Data shown:
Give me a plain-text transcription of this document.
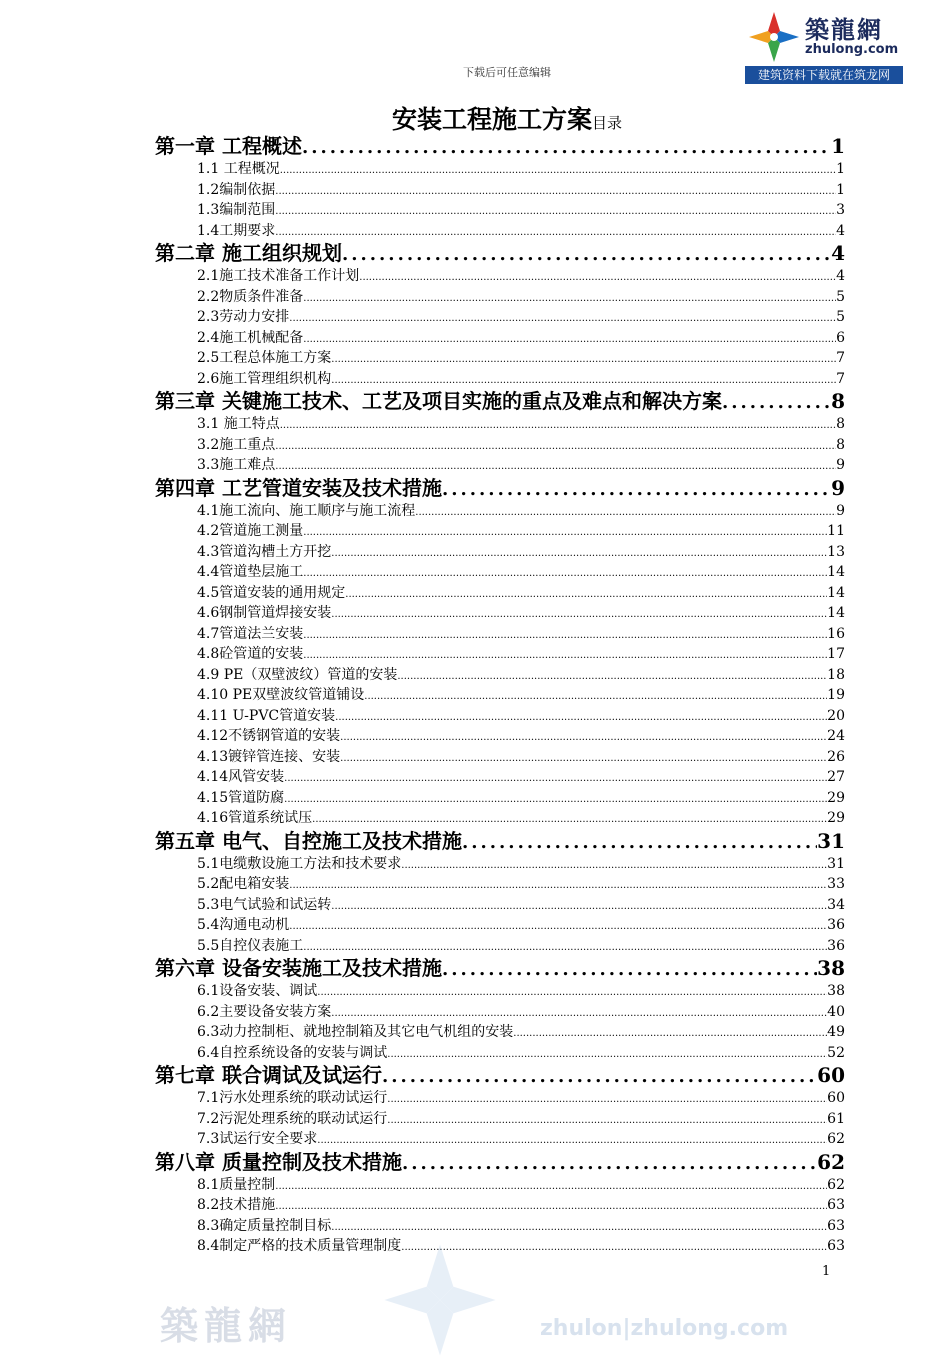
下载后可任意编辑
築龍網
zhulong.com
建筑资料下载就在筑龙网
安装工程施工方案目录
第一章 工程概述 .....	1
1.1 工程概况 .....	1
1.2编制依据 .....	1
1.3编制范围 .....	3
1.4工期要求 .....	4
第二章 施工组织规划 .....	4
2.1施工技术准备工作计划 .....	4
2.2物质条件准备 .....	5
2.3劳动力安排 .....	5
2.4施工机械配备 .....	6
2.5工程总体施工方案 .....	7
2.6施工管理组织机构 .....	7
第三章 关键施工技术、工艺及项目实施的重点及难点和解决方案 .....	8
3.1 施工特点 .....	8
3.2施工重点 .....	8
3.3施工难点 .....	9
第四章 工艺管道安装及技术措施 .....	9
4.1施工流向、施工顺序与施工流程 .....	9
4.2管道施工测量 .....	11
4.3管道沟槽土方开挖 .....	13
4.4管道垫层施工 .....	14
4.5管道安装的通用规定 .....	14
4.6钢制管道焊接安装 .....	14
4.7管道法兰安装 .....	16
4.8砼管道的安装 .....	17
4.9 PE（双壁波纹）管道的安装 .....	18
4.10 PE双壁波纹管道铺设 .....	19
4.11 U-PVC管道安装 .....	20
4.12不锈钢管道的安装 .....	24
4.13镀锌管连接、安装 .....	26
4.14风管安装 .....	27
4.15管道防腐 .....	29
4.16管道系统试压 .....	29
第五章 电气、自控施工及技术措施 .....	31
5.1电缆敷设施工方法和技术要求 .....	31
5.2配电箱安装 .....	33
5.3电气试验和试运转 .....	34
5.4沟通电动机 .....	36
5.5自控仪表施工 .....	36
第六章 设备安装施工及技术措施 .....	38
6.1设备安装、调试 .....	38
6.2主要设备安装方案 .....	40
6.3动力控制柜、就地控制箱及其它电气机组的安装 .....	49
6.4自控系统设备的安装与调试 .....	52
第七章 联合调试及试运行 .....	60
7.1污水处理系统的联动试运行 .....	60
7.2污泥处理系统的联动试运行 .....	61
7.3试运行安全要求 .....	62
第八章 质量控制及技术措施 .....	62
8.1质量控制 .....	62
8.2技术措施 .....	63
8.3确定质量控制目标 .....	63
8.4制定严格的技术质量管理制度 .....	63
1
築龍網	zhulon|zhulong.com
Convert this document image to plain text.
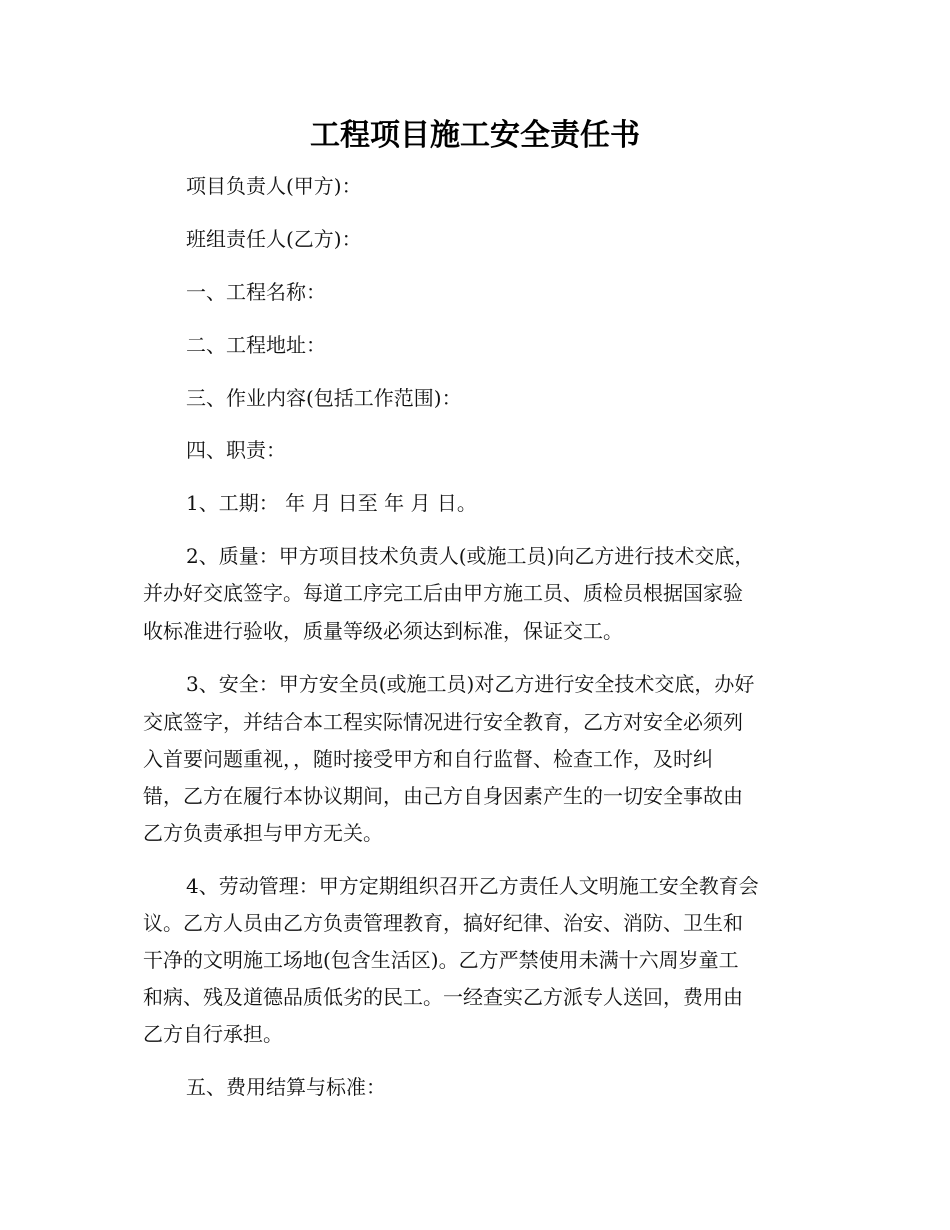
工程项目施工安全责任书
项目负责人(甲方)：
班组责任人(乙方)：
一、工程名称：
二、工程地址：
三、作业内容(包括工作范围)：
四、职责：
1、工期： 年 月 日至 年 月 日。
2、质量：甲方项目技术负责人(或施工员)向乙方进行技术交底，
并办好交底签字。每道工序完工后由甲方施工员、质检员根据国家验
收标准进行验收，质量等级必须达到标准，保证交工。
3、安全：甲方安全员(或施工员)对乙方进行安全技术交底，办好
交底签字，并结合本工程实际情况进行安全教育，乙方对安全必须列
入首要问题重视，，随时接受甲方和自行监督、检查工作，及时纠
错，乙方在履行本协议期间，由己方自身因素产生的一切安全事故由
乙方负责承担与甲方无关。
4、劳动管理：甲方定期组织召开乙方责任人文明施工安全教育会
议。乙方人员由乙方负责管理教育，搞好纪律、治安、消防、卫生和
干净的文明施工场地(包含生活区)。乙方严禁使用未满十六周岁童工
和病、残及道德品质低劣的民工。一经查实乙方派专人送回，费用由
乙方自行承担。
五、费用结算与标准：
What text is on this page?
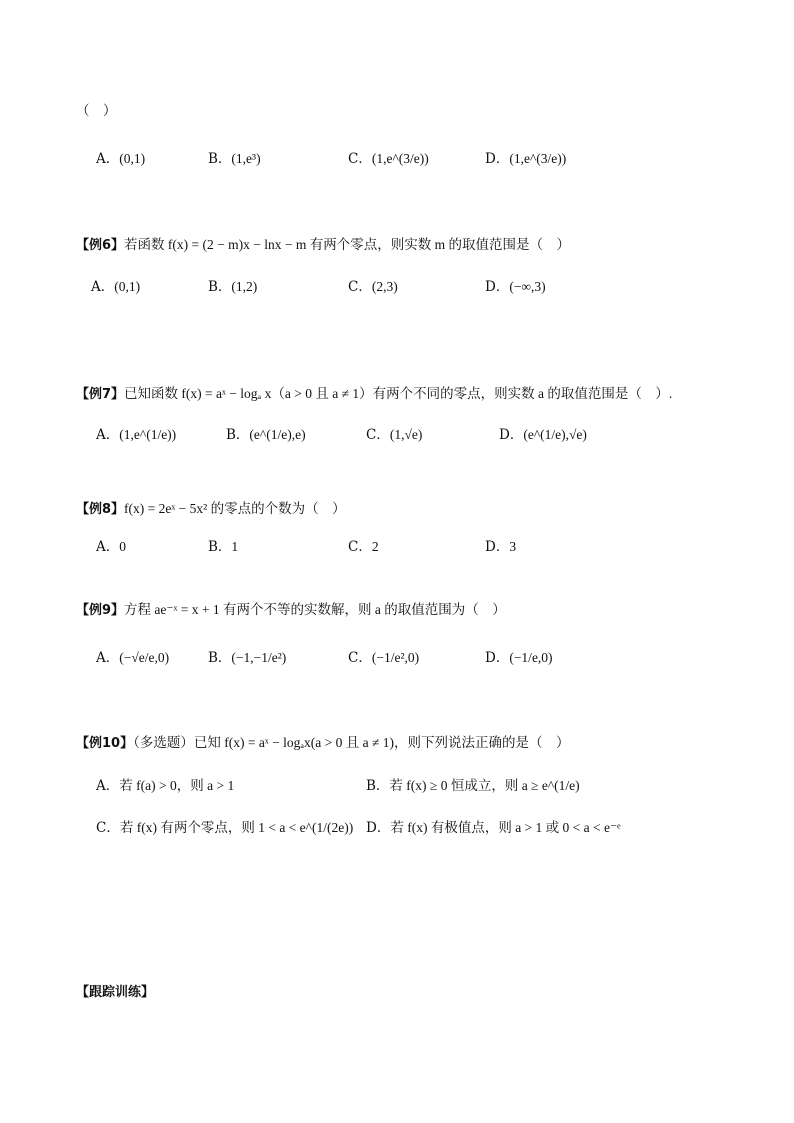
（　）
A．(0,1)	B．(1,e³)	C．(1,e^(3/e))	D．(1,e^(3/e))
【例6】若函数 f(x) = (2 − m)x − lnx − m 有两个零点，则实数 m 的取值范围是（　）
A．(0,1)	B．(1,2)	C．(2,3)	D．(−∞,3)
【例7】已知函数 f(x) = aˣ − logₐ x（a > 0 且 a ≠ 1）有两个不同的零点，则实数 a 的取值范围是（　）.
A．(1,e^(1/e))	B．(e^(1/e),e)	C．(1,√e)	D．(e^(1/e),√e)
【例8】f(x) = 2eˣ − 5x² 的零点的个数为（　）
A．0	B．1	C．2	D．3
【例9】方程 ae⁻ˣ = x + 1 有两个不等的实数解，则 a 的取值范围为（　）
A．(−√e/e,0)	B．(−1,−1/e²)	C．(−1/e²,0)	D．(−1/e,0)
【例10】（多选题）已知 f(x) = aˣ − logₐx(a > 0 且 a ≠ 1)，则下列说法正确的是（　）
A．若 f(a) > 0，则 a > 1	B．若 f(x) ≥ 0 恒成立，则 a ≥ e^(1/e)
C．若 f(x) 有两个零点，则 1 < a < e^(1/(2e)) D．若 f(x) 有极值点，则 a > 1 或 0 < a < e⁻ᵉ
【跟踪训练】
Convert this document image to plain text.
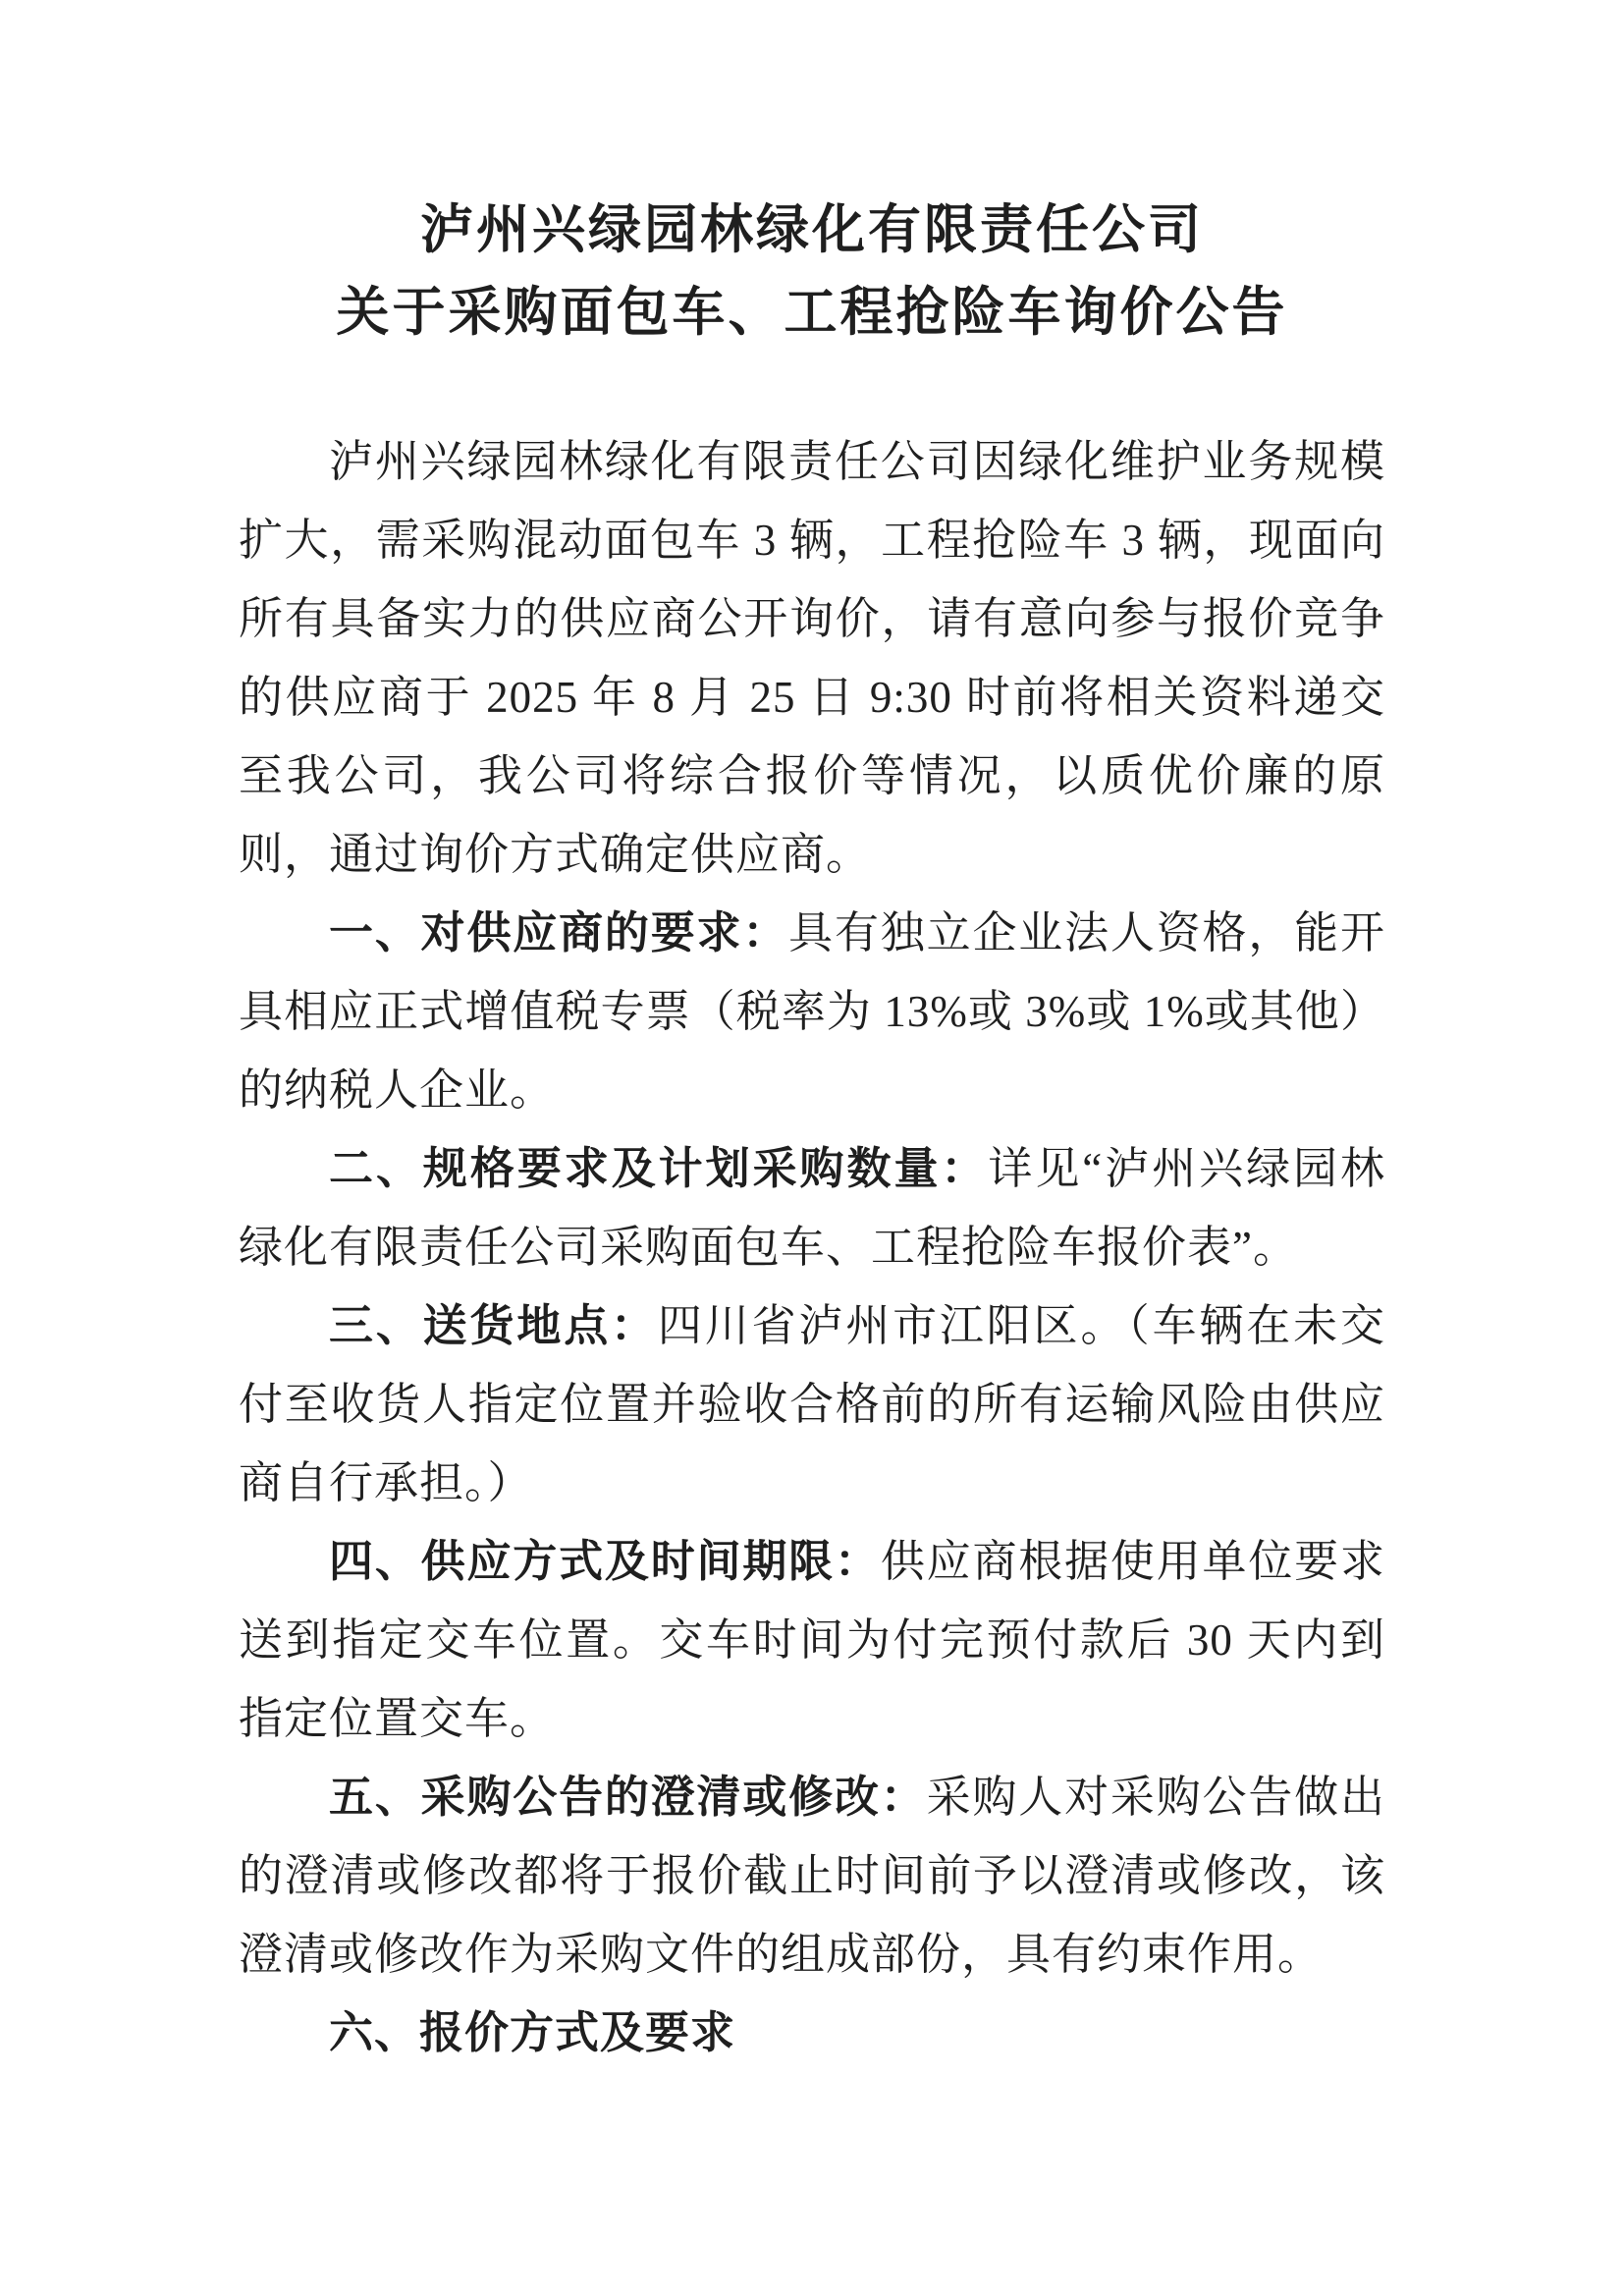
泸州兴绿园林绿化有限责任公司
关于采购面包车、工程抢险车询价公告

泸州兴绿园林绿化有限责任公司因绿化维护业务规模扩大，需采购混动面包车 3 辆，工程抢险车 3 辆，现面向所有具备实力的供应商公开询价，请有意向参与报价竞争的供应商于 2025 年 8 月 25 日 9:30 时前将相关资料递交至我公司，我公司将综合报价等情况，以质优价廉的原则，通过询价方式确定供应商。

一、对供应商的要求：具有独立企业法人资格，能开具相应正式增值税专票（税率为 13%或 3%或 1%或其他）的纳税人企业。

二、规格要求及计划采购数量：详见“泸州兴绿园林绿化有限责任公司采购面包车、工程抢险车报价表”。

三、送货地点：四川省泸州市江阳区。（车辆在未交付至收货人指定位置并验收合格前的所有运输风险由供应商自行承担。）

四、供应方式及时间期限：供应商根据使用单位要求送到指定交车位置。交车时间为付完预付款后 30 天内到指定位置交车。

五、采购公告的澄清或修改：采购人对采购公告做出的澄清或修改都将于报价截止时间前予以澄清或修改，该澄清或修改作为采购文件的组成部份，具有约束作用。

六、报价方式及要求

Problem to work on: Whichever lines contain the string "的取值范围是", select and copy them.

Exercise solution:
【例6】若函数 f(x) = (2 − m)x − lnx − m 有两个零点，则实数 m 的取值范围是（　）
【例7】已知函数 f(x) = aˣ − logₐ x（a > 0 且 a ≠ 1）有两个不同的零点，则实数 a 的取值范围是（　）.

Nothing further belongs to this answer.